Data entries
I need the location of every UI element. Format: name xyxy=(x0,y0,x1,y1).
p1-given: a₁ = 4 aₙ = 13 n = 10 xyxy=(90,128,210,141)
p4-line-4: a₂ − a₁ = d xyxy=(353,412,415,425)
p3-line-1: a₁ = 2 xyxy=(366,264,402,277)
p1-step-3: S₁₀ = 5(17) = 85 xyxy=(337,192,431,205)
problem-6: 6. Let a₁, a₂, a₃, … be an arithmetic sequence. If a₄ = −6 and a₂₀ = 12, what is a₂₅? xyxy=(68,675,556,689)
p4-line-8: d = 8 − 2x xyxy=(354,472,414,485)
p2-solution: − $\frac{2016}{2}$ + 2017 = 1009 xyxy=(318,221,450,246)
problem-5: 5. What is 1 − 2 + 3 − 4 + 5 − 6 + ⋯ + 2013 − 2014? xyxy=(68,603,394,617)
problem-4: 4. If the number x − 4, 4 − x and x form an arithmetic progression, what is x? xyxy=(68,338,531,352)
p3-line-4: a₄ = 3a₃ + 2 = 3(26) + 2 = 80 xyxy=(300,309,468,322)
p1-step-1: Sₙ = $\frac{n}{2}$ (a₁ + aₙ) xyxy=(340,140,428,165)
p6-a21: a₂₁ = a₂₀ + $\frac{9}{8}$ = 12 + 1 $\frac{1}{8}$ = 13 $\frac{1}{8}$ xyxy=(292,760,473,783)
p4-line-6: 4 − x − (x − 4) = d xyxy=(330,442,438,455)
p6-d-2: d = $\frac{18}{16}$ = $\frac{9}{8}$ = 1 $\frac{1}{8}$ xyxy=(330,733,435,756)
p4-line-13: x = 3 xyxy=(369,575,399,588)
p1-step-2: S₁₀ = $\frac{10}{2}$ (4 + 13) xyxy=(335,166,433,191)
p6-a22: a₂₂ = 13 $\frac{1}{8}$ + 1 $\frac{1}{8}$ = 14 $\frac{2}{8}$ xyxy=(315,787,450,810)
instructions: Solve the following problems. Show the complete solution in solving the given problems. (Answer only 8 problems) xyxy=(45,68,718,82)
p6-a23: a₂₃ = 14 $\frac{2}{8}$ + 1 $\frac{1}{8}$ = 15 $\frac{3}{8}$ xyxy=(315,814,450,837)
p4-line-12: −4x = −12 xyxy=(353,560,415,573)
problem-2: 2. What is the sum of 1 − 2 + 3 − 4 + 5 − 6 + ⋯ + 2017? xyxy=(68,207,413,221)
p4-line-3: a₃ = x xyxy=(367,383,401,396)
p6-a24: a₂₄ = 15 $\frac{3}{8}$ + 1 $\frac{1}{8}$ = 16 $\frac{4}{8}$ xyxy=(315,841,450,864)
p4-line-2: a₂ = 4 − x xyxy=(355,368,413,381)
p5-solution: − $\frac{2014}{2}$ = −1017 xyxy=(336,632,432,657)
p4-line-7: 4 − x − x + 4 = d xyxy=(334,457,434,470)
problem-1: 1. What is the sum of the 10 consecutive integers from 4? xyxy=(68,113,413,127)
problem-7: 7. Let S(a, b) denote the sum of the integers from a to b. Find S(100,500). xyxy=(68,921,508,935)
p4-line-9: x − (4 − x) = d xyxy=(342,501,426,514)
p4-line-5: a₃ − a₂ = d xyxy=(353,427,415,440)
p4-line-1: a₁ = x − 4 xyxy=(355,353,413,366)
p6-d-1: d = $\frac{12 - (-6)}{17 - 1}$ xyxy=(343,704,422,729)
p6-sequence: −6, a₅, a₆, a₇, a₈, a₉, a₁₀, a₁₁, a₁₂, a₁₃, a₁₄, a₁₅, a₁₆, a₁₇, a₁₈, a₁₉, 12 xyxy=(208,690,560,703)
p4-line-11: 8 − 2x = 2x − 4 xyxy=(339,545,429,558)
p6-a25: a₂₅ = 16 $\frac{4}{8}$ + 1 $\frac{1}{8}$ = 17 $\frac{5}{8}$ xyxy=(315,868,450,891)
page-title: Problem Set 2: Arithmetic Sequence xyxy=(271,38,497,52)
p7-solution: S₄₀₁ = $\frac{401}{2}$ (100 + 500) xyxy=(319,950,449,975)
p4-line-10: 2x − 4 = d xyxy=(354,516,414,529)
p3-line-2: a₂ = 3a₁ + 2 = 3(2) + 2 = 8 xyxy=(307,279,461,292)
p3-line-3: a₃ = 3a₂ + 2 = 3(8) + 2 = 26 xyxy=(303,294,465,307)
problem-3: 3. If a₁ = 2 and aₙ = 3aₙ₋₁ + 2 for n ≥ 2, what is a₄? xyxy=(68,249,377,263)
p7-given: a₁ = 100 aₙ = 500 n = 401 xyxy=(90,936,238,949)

## EXERCISE DESCRIPTION:
Convert every line of the records above into a Markdown table with the columns Row and Line, giving each line a row number and omitting any blank lines.

## RESULT:
| Row | Line |
|---|---|
| 1 | I need the location of every UI element. Format: name xyxy=(x0,y0,x1,y1). |
| 2 | p1-given: a₁ = 4 aₙ = 13 n = 10 xyxy=(90,128,210,141) |
| 3 | p4-line-4: a₂ − a₁ = d xyxy=(353,412,415,425) |
| 4 | p3-line-1: a₁ = 2 xyxy=(366,264,402,277) |
| 5 | p1-step-3: S₁₀ = 5(17) = 85 xyxy=(337,192,431,205) |
| 6 | problem-6: 6. Let a₁, a₂, a₃, … be an arithmetic sequence. If a₄ = −6 and a₂₀ = 12, what is a₂₅? xyxy=(68,675,556,689) |
| 7 | p4-line-8: d = 8 − 2x xyxy=(354,472,414,485) |
| 8 | p2-solution: − $\frac{2016}{2}$ + 2017 = 1009 xyxy=(318,221,450,246) |
| 9 | problem-5: 5. What is 1 − 2 + 3 − 4 + 5 − 6 + ⋯ + 2013 − 2014? xyxy=(68,603,394,617) |
| 10 | problem-4: 4. If the number x − 4, 4 − x and x form an arithmetic progression, what is x? xyxy=(68,338,531,352) |
| 11 | p3-line-4: a₄ = 3a₃ + 2 = 3(26) + 2 = 80 xyxy=(300,309,468,322) |
| 12 | p1-step-1: Sₙ = $\frac{n}{2}$ (a₁ + aₙ) xyxy=(340,140,428,165) |
| 13 | p6-a21: a₂₁ = a₂₀ + $\frac{9}{8}$ = 12 + 1 $\frac{1}{8}$ = 13 $\frac{1}{8}$ xyxy=(292,760,473,783) |
| 14 | p4-line-6: 4 − x − (x − 4) = d xyxy=(330,442,438,455) |
| 15 | p6-d-2: d = $\frac{18}{16}$ = $\frac{9}{8}$ = 1 $\frac{1}{8}$ xyxy=(330,733,435,756) |
| 16 | p4-line-13: x = 3 xyxy=(369,575,399,588) |
| 17 | p1-step-2: S₁₀ = $\frac{10}{2}$ (4 + 13) xyxy=(335,166,433,191) |
| 18 | p6-a22: a₂₂ = 13 $\frac{1}{8}$ + 1 $\frac{1}{8}$ = 14 $\frac{2}{8}$ xyxy=(315,787,450,810) |
| 19 | instructions: Solve the following problems. Show the complete solution in solving the given problems. (Answer only 8 problems) xyxy=(45,68,718,82) |
| 20 | p6-a23: a₂₃ = 14 $\frac{2}{8}$ + 1 $\frac{1}{8}$ = 15 $\frac{3}{8}$ xyxy=(315,814,450,837) |
| 21 | p4-line-12: −4x = −12 xyxy=(353,560,415,573) |
| 22 | problem-2: 2. What is the sum of 1 − 2 + 3 − 4 + 5 − 6 + ⋯ + 2017? xyxy=(68,207,413,221) |
| 23 | p4-line-3: a₃ = x xyxy=(367,383,401,396) |
| 24 | p6-a24: a₂₄ = 15 $\frac{3}{8}$ + 1 $\frac{1}{8}$ = 16 $\frac{4}{8}$ xyxy=(315,841,450,864) |
| 25 | p4-line-2: a₂ = 4 − x xyxy=(355,368,413,381) |
| 26 | p5-solution: − $\frac{2014}{2}$ = −1017 xyxy=(336,632,432,657) |
| 27 | p4-line-7: 4 − x − x + 4 = d xyxy=(334,457,434,470) |
| 28 | problem-1: 1. What is the sum of the 10 consecutive integers from 4? xyxy=(68,113,413,127) |
| 29 | problem-7: 7. Let S(a, b) denote the sum of the integers from a to b. Find S(100,500). xyxy=(68,921,508,935) |
| 30 | p4-line-9: x − (4 − x) = d xyxy=(342,501,426,514) |
| 31 | p4-line-5: a₃ − a₂ = d xyxy=(353,427,415,440) |
| 32 | p4-line-1: a₁ = x − 4 xyxy=(355,353,413,366) |
| 33 | p6-d-1: d = $\frac{12 - (-6)}{17 - 1}$ xyxy=(343,704,422,729) |
| 34 | p6-sequence: −6, a₅, a₆, a₇, a₈, a₉, a₁₀, a₁₁, a₁₂, a₁₃, a₁₄, a₁₅, a₁₆, a₁₇, a₁₈, a₁₉, 12 xyxy=(208,690,560,703) |
| 35 | p4-line-11: 8 − 2x = 2x − 4 xyxy=(339,545,429,558) |
| 36 | p6-a25: a₂₅ = 16 $\frac{4}{8}$ + 1 $\frac{1}{8}$ = 17 $\frac{5}{8}$ xyxy=(315,868,450,891) |
| 37 | page-title: Problem Set 2: Arithmetic Sequence xyxy=(271,38,497,52) |
| 38 | p7-solution: S₄₀₁ = $\frac{401}{2}$ (100 + 500) xyxy=(319,950,449,975) |
| 39 | p4-line-10: 2x − 4 = d xyxy=(354,516,414,529) |
| 40 | p3-line-2: a₂ = 3a₁ + 2 = 3(2) + 2 = 8 xyxy=(307,279,461,292) |
| 41 | p3-line-3: a₃ = 3a₂ + 2 = 3(8) + 2 = 26 xyxy=(303,294,465,307) |
| 42 | problem-3: 3. If a₁ = 2 and aₙ = 3aₙ₋₁ + 2 for n ≥ 2, what is a₄? xyxy=(68,249,377,263) |
| 43 | p7-given: a₁ = 100 aₙ = 500 n = 401 xyxy=(90,936,238,949) |